— Start Given information —
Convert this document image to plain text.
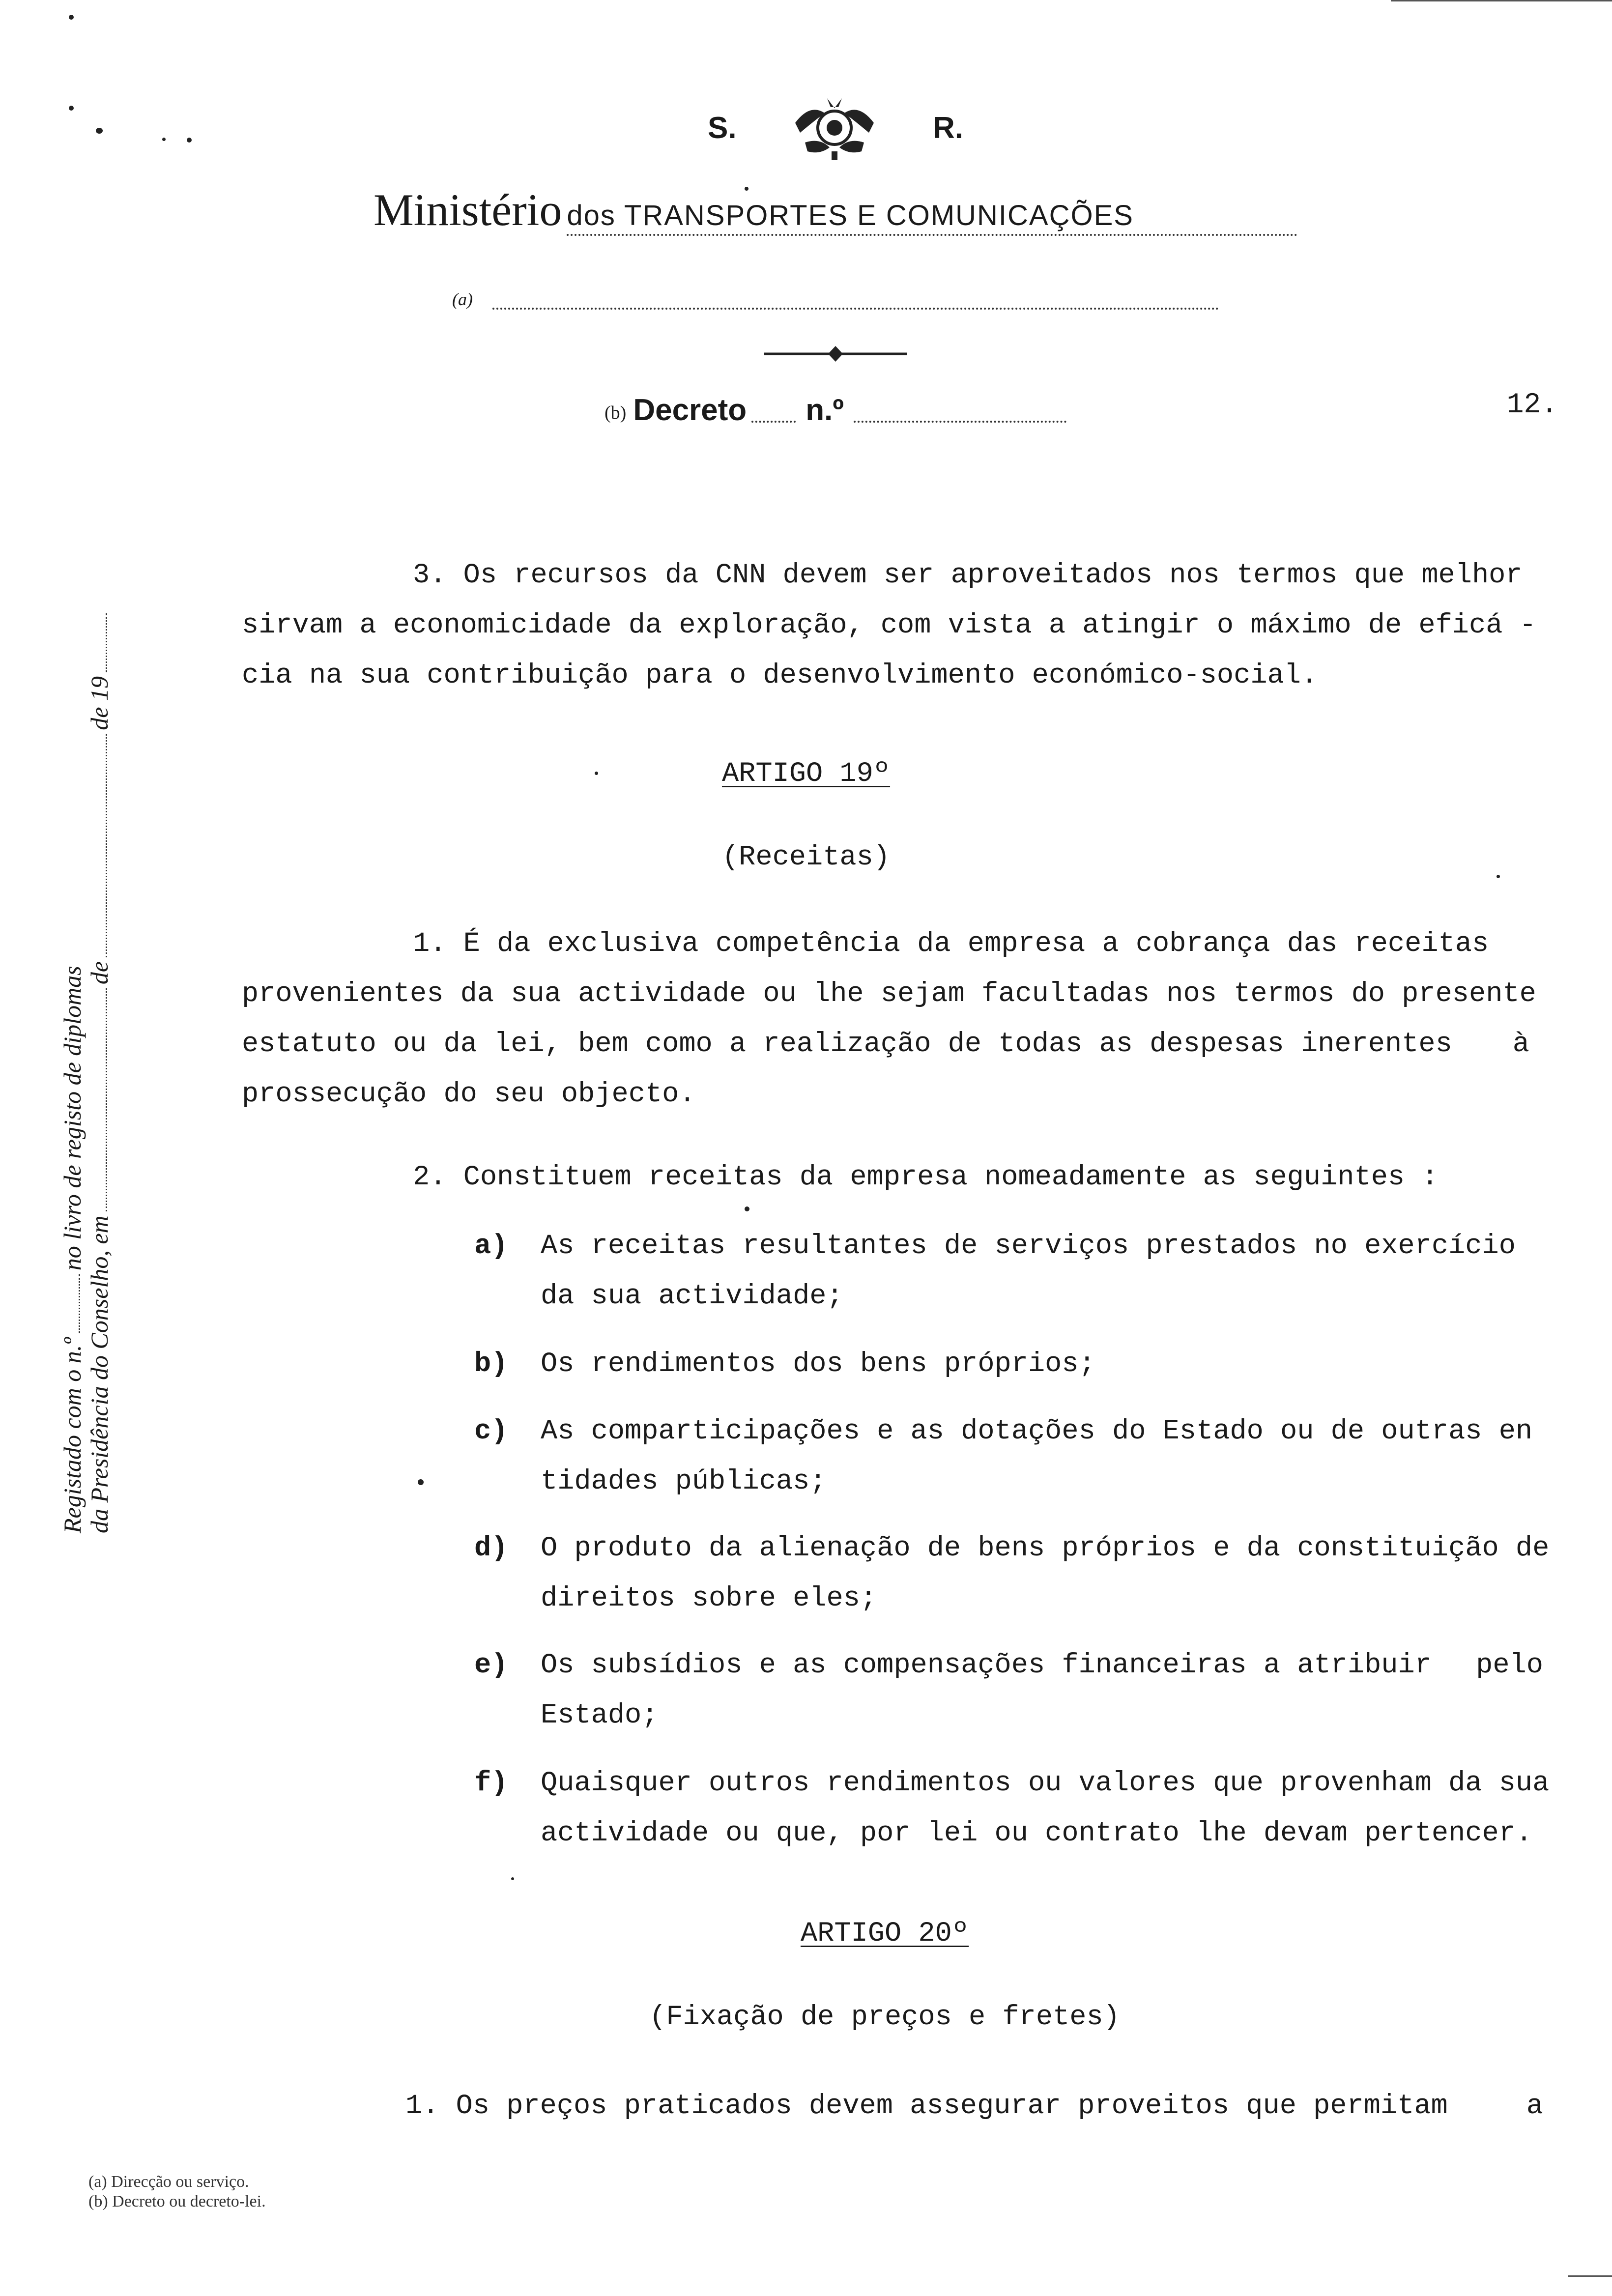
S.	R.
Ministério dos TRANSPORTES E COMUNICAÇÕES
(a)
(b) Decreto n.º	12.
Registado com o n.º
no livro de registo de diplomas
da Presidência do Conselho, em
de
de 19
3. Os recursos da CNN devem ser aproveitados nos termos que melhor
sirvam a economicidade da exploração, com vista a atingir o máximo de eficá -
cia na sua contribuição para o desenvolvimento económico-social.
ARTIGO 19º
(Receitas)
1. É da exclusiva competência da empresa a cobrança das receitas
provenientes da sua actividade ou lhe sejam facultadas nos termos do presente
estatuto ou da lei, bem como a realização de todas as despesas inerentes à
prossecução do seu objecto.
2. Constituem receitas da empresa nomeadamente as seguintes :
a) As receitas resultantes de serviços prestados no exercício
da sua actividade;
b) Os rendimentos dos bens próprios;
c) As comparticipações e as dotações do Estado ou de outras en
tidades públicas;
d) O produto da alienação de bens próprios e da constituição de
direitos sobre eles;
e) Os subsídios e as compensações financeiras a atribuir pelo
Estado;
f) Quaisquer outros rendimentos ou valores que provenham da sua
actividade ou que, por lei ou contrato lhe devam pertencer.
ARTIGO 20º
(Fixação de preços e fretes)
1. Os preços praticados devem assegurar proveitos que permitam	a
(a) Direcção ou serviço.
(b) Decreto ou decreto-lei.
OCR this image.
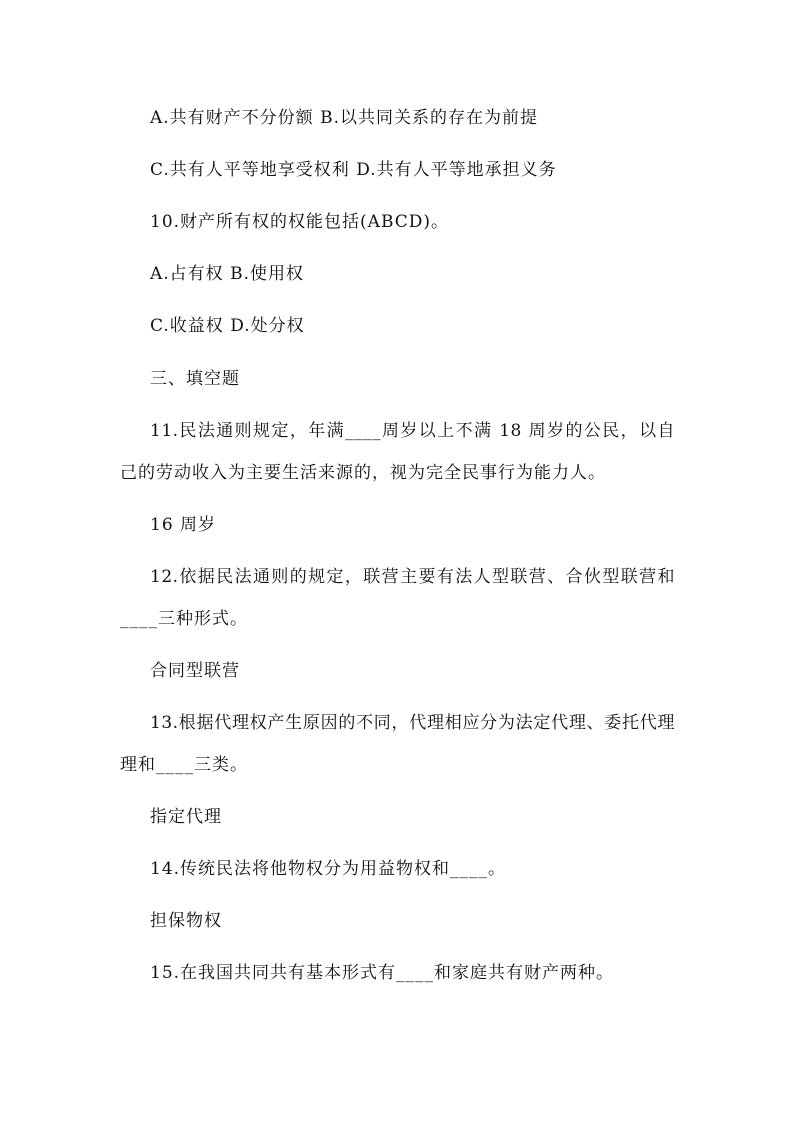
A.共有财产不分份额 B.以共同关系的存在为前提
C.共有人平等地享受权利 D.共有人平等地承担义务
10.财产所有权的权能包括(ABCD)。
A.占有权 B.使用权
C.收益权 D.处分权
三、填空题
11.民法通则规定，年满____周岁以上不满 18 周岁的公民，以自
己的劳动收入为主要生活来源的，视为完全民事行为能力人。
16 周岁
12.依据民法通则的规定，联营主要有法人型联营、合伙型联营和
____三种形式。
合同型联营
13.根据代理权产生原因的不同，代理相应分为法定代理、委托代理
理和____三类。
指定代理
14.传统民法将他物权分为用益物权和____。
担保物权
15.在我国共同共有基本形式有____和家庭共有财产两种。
— End Given information —
Set exercise
Every line from the one containing "OCR this image." through the end of the entries above, both included, should be extracted exactly, with pictures left out.

Full output
OCR this image.
A.共有财产不分份额 B.以共同关系的存在为前提
C.共有人平等地享受权利 D.共有人平等地承担义务
10.财产所有权的权能包括(ABCD)。
A.占有权 B.使用权
C.收益权 D.处分权
三、填空题
11.民法通则规定，年满____周岁以上不满 18 周岁的公民，以自
己的劳动收入为主要生活来源的，视为完全民事行为能力人。
16 周岁
12.依据民法通则的规定，联营主要有法人型联营、合伙型联营和
____三种形式。
合同型联营
13.根据代理权产生原因的不同，代理相应分为法定代理、委托代理
理和____三类。
指定代理
14.传统民法将他物权分为用益物权和____。
担保物权
15.在我国共同共有基本形式有____和家庭共有财产两种。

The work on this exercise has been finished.